── Listing

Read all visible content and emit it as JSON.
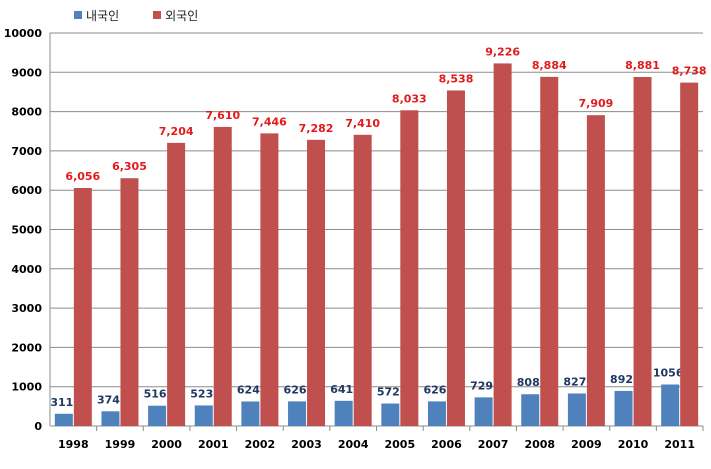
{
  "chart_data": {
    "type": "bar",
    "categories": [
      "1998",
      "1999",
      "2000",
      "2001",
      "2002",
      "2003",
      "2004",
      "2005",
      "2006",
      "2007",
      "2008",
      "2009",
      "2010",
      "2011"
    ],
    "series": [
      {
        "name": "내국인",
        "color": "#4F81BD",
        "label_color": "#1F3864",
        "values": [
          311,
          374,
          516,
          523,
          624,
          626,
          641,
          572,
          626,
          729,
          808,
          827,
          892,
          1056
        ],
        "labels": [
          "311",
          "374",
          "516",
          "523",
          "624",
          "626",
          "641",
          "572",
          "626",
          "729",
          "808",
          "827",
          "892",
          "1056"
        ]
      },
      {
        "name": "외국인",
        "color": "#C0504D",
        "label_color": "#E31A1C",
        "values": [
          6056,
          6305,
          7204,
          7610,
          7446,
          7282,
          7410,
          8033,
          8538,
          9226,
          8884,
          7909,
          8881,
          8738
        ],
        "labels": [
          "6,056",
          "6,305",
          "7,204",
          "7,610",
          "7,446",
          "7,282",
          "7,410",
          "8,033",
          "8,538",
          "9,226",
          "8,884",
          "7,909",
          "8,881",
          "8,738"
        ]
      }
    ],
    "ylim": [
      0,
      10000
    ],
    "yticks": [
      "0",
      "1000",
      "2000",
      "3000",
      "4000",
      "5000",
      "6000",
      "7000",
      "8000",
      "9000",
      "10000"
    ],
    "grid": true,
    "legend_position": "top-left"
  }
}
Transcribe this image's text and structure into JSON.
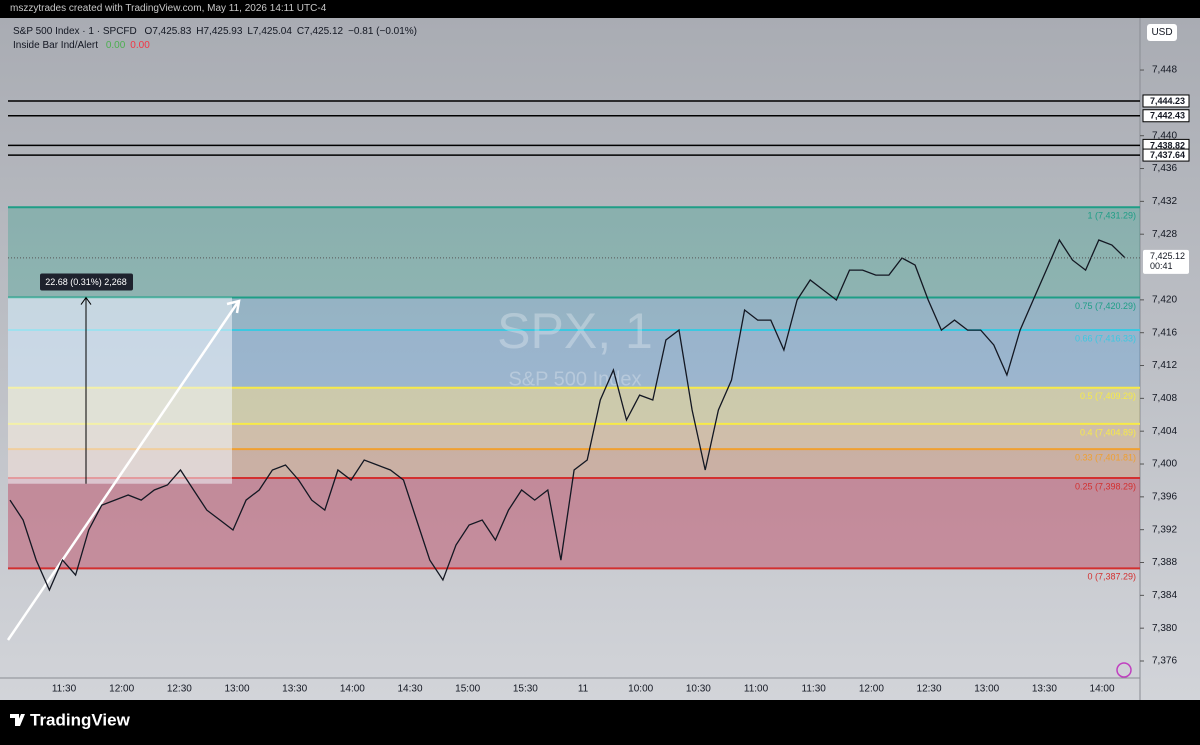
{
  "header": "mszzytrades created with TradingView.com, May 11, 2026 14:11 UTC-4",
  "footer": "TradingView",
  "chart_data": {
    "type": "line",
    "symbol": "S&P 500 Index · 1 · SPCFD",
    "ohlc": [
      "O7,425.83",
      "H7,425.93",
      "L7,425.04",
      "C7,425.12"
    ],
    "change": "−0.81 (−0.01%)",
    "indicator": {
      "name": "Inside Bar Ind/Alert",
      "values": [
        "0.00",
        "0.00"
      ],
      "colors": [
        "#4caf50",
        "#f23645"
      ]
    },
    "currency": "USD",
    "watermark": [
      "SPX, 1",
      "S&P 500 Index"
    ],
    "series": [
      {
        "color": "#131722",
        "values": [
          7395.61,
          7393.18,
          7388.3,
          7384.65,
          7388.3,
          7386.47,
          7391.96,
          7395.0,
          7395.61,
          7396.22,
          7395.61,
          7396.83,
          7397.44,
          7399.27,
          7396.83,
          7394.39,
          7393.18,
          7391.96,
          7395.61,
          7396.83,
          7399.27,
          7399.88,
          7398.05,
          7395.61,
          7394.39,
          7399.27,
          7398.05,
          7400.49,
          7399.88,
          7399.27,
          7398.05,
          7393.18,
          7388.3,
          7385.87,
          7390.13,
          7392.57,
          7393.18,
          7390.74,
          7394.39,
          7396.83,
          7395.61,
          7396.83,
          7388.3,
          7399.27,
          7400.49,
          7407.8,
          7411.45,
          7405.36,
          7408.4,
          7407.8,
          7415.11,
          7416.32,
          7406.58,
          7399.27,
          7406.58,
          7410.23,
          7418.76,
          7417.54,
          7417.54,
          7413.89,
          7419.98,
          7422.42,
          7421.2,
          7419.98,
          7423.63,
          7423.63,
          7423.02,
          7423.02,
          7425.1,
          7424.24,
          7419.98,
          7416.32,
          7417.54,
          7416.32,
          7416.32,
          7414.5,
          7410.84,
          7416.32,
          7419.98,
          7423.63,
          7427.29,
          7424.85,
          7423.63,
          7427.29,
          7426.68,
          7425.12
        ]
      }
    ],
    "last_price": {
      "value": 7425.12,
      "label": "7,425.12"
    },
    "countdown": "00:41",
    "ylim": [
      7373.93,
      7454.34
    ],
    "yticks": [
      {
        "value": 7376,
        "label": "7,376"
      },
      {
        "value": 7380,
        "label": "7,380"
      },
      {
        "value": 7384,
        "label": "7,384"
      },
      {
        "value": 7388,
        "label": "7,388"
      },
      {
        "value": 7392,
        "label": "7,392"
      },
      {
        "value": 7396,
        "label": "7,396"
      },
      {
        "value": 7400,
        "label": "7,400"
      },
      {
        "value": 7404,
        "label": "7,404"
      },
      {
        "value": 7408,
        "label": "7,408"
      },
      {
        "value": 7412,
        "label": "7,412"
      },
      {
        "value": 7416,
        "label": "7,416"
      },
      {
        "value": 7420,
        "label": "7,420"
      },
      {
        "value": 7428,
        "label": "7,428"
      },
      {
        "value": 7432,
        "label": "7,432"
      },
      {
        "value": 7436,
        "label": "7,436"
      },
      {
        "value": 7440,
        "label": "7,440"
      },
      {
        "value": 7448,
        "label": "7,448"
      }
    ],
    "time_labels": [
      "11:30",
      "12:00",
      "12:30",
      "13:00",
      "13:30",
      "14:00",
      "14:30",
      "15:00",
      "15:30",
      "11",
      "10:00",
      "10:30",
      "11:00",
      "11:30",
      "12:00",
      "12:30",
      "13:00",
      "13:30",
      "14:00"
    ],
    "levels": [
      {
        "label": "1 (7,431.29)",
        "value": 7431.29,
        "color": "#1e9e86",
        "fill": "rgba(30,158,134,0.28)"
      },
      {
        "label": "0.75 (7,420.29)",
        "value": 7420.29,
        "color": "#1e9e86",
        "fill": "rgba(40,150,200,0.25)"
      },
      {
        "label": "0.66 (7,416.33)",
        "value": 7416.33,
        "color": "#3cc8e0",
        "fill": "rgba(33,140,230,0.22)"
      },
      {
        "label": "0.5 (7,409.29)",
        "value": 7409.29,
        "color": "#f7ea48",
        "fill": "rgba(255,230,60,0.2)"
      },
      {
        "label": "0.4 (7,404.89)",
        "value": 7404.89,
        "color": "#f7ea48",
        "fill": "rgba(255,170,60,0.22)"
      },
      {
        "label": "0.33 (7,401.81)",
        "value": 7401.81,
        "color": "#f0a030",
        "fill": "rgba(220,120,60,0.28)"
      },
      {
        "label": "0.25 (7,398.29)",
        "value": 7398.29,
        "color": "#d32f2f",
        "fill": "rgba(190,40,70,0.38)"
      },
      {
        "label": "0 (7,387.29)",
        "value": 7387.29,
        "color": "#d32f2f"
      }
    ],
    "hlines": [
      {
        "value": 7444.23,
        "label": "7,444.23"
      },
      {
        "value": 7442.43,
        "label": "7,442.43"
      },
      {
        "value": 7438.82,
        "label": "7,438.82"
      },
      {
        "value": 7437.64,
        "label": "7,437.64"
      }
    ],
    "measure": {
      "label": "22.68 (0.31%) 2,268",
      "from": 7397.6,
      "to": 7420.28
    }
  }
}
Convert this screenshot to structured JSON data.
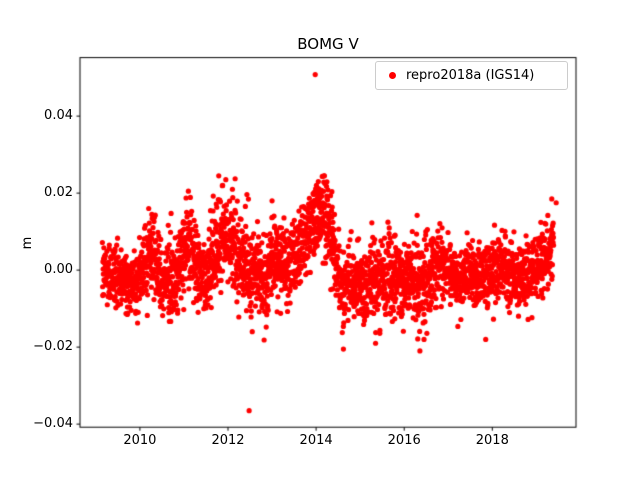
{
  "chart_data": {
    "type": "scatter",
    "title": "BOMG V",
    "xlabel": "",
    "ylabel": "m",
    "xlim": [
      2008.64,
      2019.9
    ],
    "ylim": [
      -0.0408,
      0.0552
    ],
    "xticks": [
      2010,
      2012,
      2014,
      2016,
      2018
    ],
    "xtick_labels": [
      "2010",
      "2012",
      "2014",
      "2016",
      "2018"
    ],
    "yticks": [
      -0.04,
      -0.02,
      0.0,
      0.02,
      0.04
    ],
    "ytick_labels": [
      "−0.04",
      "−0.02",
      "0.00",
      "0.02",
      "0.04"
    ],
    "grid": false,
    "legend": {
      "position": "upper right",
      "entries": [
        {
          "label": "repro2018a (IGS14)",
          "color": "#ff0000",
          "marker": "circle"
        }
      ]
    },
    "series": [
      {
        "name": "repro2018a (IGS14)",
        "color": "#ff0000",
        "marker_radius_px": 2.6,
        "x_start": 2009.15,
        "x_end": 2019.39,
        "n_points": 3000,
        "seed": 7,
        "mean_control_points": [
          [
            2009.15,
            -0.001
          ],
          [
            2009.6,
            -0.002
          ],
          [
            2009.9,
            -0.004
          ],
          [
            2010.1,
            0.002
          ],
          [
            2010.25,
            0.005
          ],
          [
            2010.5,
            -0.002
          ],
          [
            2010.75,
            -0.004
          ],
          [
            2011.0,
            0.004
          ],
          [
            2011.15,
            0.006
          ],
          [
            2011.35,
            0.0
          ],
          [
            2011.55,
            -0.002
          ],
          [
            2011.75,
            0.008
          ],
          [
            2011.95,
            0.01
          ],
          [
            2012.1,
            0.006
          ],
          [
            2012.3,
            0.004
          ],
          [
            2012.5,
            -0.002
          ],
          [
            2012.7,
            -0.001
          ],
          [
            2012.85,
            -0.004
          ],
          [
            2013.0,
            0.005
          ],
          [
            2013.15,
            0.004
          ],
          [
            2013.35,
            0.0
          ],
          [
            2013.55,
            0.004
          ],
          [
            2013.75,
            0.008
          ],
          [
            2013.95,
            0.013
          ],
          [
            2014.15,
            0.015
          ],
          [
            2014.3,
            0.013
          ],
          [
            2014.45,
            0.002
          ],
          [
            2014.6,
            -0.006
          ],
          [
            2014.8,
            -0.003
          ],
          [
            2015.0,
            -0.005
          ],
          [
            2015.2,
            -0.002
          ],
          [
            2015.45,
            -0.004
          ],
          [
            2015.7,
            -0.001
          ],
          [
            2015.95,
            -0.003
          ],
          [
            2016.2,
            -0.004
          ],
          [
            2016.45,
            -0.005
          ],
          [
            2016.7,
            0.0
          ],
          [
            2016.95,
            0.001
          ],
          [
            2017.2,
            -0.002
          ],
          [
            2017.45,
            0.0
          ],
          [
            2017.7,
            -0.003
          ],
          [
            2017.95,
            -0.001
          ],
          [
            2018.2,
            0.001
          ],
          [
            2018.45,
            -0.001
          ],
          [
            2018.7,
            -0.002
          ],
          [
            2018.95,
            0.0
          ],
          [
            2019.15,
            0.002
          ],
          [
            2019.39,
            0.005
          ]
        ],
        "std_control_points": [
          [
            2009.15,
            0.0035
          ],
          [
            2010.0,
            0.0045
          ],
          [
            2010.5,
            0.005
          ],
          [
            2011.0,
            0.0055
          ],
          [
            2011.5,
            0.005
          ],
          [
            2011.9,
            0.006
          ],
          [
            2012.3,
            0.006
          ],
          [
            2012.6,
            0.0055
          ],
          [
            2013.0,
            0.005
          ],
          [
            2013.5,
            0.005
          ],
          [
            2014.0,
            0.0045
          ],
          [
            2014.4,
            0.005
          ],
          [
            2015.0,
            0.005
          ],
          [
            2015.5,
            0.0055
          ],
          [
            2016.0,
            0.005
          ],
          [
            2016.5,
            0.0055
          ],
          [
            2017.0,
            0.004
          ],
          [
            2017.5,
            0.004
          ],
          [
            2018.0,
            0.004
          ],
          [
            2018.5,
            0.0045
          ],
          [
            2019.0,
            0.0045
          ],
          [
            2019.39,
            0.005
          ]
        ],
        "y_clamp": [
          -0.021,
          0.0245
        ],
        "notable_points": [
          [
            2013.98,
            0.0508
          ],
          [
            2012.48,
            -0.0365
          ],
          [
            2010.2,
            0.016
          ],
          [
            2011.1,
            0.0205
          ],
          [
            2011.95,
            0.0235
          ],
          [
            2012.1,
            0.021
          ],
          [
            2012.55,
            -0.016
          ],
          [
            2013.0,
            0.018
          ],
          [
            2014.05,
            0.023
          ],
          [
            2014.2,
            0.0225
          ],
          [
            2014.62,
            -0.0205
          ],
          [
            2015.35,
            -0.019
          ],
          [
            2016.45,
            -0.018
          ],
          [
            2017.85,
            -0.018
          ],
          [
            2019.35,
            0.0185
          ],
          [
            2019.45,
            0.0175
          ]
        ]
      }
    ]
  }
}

────

• What to do: Isolate each line of the listing above that includes "name". Copy it.

• Complete response:
        "name": "내국인",
        "name": "외국인",
      "name": "Inside Bar Ind/Alert",
        "name": "repro2018a (IGS14)",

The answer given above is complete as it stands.